Stated problem >> Using the listing below, select the lines with the word "time" and copy them.

Entries supplied >>
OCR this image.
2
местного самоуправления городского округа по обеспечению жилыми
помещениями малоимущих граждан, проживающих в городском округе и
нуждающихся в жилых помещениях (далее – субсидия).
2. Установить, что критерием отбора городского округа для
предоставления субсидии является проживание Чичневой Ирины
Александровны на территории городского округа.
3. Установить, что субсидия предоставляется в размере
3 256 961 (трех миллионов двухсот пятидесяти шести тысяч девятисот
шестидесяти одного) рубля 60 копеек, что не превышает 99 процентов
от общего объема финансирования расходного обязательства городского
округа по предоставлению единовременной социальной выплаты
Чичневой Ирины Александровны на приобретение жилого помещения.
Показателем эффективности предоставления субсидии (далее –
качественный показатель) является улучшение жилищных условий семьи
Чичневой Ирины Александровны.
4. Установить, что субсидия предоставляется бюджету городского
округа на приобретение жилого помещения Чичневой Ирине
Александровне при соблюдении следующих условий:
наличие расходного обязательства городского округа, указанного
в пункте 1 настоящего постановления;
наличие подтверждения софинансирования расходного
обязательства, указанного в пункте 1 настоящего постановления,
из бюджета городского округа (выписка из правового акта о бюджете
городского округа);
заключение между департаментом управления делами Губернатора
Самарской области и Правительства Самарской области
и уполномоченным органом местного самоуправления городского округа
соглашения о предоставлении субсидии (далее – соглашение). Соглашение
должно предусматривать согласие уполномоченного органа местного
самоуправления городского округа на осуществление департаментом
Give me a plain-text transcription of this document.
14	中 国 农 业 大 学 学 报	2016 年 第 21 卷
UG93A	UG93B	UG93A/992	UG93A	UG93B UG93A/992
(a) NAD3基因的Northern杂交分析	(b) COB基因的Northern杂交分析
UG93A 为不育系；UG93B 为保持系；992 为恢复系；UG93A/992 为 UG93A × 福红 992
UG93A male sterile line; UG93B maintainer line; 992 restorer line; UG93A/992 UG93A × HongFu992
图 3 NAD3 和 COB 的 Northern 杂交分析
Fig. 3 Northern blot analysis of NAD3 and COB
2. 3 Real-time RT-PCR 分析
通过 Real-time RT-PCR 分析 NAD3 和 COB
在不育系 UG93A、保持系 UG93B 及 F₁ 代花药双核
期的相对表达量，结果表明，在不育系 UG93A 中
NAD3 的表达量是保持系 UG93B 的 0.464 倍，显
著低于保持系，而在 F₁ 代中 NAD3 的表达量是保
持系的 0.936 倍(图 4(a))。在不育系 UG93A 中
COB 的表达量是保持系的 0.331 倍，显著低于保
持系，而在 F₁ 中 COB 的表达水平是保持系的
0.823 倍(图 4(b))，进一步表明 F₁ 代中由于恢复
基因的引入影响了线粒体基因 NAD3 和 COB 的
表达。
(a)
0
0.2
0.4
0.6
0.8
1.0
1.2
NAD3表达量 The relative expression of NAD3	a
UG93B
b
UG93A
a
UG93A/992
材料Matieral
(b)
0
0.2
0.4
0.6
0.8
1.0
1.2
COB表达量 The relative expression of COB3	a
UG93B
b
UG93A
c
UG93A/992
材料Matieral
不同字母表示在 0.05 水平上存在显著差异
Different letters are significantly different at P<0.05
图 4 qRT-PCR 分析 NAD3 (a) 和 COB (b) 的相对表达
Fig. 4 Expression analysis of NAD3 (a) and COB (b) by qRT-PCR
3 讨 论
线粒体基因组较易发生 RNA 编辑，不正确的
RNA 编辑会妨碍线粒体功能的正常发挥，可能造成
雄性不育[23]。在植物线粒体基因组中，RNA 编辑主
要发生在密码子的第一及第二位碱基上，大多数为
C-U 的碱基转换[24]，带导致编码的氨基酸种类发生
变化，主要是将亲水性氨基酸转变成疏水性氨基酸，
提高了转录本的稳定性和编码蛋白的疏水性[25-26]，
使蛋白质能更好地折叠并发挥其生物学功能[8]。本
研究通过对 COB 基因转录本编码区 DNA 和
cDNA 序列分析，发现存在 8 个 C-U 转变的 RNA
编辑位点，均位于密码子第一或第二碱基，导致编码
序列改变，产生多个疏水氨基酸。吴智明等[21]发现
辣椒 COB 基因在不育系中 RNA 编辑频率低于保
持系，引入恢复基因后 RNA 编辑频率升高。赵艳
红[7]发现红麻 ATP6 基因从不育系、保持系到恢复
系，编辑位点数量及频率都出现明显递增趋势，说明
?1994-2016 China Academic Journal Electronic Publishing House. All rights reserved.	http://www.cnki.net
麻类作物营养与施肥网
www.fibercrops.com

==

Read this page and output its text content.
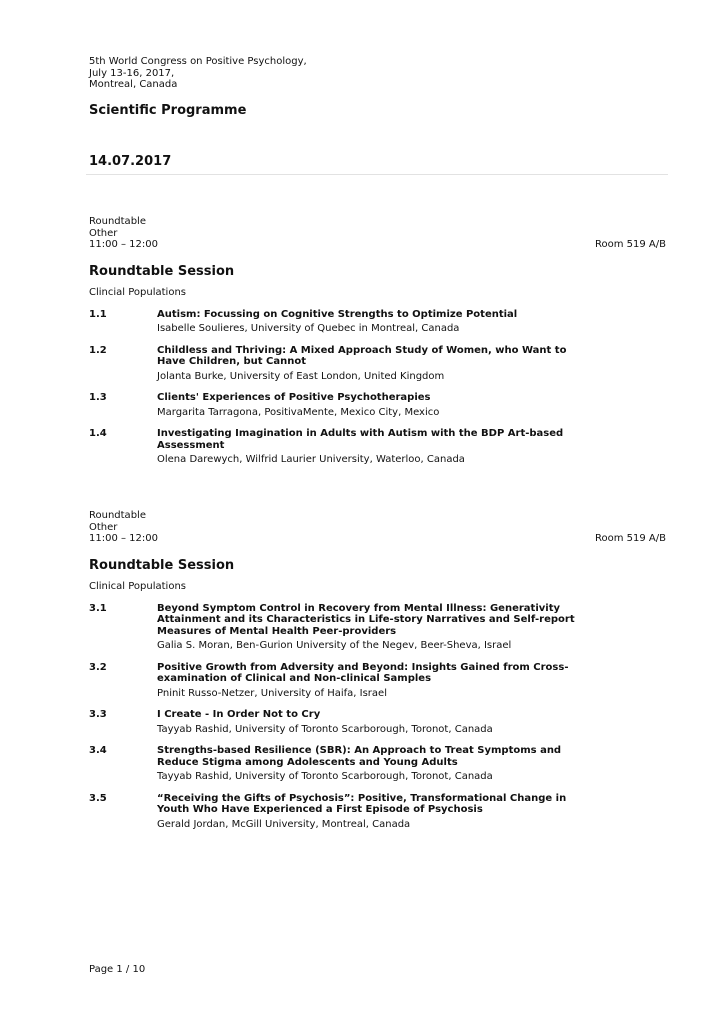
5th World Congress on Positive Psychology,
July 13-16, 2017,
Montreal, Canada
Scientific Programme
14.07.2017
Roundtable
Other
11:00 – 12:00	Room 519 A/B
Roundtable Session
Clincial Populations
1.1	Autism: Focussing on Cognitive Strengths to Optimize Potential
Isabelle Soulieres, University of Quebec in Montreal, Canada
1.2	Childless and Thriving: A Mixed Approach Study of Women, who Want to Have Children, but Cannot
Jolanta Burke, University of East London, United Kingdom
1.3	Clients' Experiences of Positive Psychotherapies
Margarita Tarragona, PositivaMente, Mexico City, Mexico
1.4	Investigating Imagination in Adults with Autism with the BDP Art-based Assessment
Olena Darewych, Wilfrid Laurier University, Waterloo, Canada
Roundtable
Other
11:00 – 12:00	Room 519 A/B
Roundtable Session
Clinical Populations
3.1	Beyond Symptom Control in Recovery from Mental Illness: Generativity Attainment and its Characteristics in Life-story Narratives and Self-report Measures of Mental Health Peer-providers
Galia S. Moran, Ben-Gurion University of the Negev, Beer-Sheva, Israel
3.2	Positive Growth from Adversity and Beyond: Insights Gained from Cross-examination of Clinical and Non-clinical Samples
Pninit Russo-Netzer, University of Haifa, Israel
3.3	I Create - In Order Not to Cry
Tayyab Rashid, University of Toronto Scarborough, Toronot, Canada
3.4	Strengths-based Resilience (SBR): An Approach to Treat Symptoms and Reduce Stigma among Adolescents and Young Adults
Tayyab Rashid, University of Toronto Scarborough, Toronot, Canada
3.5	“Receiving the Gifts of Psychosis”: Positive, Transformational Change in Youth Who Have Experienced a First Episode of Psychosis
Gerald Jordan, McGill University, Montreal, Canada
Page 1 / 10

Finished answer >>
2. 3 Real-time RT-PCR 分析
通过 Real-time RT-PCR 分析 NAD3 和 COB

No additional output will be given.